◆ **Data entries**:

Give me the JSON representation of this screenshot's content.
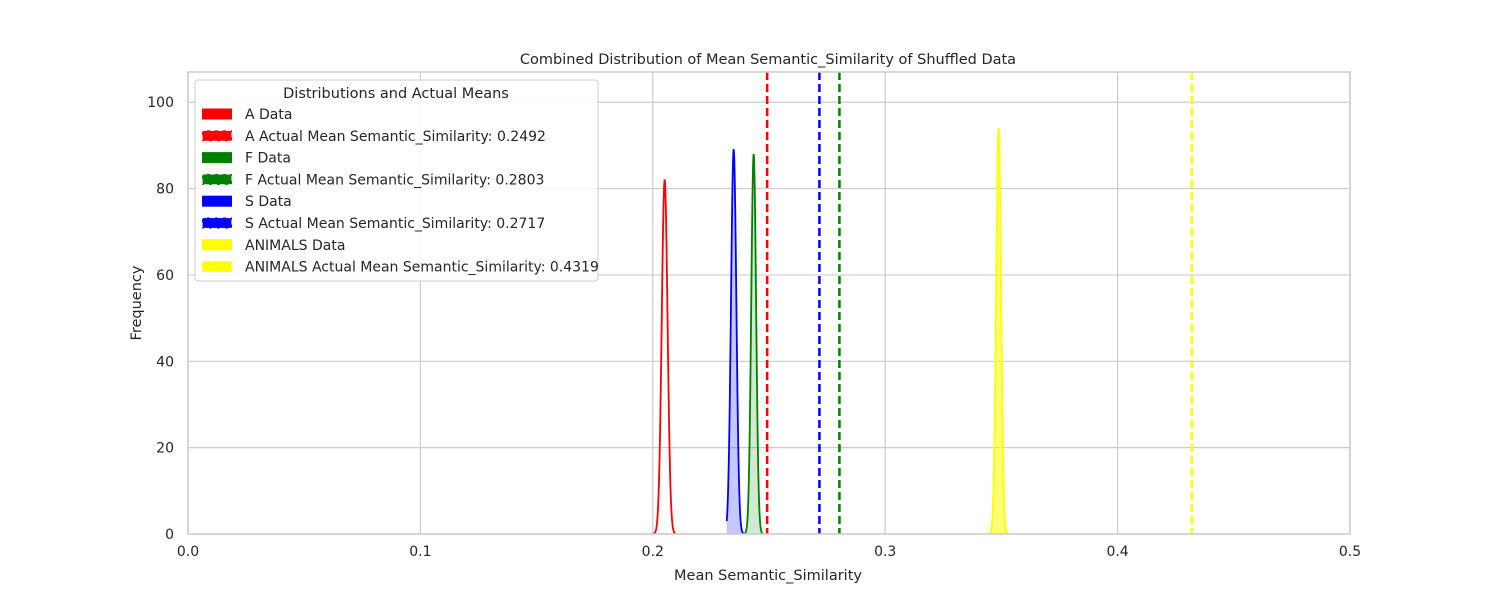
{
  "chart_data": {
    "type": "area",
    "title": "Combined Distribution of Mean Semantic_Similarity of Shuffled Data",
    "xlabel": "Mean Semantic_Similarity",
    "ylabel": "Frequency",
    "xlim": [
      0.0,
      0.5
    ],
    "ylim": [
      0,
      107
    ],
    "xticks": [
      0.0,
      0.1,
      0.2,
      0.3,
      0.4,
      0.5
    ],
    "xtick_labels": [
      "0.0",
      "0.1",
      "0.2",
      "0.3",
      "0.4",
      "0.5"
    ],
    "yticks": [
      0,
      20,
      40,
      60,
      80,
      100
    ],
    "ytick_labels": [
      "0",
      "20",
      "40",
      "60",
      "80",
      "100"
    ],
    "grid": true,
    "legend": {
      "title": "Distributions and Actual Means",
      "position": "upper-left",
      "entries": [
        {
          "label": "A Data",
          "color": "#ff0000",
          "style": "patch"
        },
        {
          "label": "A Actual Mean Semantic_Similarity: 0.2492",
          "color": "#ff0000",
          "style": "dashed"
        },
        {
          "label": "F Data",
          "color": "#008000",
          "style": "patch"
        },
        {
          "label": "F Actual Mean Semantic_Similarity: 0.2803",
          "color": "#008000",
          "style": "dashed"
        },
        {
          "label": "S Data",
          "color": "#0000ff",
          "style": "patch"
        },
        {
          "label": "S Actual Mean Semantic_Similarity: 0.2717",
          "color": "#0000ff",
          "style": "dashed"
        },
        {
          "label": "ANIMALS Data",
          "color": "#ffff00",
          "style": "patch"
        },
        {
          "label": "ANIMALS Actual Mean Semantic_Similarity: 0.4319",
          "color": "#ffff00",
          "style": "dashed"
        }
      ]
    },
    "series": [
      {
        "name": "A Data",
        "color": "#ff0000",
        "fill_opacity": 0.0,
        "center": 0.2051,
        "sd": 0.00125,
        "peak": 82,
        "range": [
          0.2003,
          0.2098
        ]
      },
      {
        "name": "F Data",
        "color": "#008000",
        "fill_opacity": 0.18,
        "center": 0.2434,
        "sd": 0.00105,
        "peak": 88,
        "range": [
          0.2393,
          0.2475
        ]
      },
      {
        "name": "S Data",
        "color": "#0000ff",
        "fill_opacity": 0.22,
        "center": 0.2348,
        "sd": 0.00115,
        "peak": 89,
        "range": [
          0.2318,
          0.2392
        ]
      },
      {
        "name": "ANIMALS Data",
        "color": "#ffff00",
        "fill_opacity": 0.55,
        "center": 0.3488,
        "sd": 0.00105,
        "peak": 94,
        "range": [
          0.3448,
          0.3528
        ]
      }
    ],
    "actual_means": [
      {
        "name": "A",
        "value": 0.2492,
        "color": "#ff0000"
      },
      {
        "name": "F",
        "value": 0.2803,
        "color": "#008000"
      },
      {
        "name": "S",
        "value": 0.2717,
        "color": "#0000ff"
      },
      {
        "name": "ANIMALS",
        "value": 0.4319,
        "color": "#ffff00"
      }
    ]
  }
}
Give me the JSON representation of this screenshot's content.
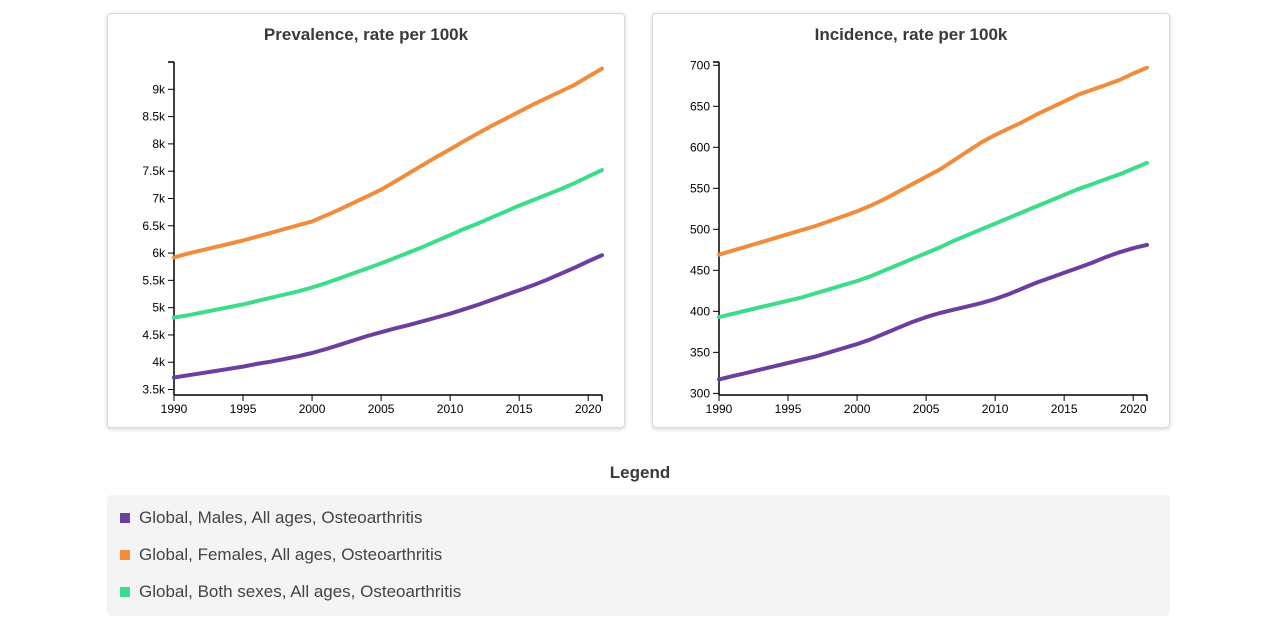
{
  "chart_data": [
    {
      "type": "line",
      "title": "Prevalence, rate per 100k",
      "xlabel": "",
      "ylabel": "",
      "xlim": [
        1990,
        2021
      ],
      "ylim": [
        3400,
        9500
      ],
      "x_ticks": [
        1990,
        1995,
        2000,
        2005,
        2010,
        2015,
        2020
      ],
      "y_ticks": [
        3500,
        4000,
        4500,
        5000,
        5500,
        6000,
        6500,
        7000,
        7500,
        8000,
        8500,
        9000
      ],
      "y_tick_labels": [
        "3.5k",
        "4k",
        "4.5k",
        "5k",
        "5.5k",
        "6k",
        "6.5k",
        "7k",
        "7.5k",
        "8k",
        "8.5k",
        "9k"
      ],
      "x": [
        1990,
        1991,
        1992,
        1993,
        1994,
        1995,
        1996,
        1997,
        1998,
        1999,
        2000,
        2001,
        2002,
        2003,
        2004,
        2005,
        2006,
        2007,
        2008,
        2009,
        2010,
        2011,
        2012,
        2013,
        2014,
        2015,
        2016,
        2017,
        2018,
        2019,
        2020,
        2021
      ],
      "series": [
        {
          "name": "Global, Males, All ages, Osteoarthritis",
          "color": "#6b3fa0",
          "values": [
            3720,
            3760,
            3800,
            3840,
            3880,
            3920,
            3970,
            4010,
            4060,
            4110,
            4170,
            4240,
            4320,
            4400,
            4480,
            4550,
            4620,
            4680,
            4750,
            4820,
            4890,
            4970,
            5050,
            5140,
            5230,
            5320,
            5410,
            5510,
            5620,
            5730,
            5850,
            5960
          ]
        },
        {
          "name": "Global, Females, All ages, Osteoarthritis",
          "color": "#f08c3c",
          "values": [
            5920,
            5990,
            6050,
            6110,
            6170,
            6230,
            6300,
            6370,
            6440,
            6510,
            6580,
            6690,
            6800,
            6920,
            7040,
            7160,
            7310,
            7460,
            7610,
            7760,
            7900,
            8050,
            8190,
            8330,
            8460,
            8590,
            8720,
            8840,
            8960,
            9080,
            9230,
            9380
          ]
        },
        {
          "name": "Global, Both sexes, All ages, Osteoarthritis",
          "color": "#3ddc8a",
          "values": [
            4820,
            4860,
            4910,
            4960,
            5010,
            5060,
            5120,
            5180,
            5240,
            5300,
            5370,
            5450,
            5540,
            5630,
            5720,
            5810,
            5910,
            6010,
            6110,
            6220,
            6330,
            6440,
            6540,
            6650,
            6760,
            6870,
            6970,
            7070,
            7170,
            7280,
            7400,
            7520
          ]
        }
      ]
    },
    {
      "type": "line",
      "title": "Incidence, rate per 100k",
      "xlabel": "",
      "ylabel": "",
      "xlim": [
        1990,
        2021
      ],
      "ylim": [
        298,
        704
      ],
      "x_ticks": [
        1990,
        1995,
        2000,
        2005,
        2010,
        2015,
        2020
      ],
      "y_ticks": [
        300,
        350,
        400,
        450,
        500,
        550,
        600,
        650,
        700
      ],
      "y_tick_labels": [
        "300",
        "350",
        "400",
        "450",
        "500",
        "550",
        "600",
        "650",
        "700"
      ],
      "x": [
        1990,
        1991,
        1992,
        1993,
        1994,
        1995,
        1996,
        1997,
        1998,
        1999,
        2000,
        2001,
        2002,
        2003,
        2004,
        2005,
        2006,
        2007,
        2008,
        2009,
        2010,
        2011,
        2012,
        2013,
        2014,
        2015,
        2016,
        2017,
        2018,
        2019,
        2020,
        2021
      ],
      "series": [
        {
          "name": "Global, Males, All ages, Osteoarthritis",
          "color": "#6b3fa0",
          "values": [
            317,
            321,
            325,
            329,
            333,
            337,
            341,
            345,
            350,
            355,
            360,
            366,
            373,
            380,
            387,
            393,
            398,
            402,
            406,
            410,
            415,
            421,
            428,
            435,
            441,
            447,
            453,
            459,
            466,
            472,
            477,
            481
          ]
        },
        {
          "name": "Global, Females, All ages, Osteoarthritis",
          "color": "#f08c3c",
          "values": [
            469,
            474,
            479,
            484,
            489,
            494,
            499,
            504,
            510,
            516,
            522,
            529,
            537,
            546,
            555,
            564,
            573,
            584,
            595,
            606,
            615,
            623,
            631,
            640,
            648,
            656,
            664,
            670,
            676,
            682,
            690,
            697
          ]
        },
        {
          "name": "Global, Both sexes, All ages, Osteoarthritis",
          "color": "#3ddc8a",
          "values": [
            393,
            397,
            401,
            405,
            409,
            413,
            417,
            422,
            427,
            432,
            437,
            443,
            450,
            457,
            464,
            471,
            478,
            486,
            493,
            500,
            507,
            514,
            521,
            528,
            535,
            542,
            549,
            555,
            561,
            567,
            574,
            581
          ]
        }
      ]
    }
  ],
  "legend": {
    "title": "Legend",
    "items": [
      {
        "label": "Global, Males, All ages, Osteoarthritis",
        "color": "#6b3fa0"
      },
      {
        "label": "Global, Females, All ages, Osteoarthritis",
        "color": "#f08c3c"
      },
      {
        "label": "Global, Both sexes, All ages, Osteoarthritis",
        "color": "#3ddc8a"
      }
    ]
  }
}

◆ **Problem statement**: Copy out each line of the records where the string "title" appears.

◆ **Complete output**:
    "title": "Combined Distribution of Mean Semantic_Similarity of Shuffled Data",
      "title": "Distributions and Actual Means",
      "title": "Prevalence, rate per 100k",
      "title": "Incidence, rate per 100k",
    "title": "Legend",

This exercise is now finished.